** start Working data **

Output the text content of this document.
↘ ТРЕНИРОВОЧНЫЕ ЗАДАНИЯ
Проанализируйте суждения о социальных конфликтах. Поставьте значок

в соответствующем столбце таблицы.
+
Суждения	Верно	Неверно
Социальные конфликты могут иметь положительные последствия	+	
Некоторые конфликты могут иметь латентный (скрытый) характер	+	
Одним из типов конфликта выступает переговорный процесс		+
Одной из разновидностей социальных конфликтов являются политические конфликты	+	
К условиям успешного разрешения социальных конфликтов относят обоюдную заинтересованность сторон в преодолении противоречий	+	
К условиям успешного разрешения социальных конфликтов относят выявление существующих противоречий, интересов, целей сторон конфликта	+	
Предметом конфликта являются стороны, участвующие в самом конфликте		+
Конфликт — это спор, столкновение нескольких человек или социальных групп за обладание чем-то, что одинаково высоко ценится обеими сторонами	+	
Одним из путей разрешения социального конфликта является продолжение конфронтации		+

** end Working data **

Work instructions
Every record should be repeated exactly; please leave none out.

The completed task
Output the text content of this document.
↘ ТРЕНИРОВОЧНЫЕ ЗАДАНИЯ
Проанализируйте суждения о социальных конфликтах. Поставьте значок

в соответствующем столбце таблицы.
+
Суждения	Верно	Неверно
Социальные конфликты могут иметь положительные последствия	+	
Некоторые конфликты могут иметь латентный (скрытый) характер	+	
Одним из типов конфликта выступает переговорный процесс		+
Одной из разновидностей социальных конфликтов являются политические конфликты	+	
К условиям успешного разрешения социальных конфликтов относят обоюдную заинтересованность сторон в преодолении противоречий	+	
К условиям успешного разрешения социальных конфликтов относят выявление существующих противоречий, интересов, целей сторон конфликта	+	
Предметом конфликта являются стороны, участвующие в самом конфликте		+
Конфликт — это спор, столкновение нескольких человек или социальных групп за обладание чем-то, что одинаково высоко ценится обеими сторонами	+	
Одним из путей разрешения социального конфликта является продолжение конфронтации		+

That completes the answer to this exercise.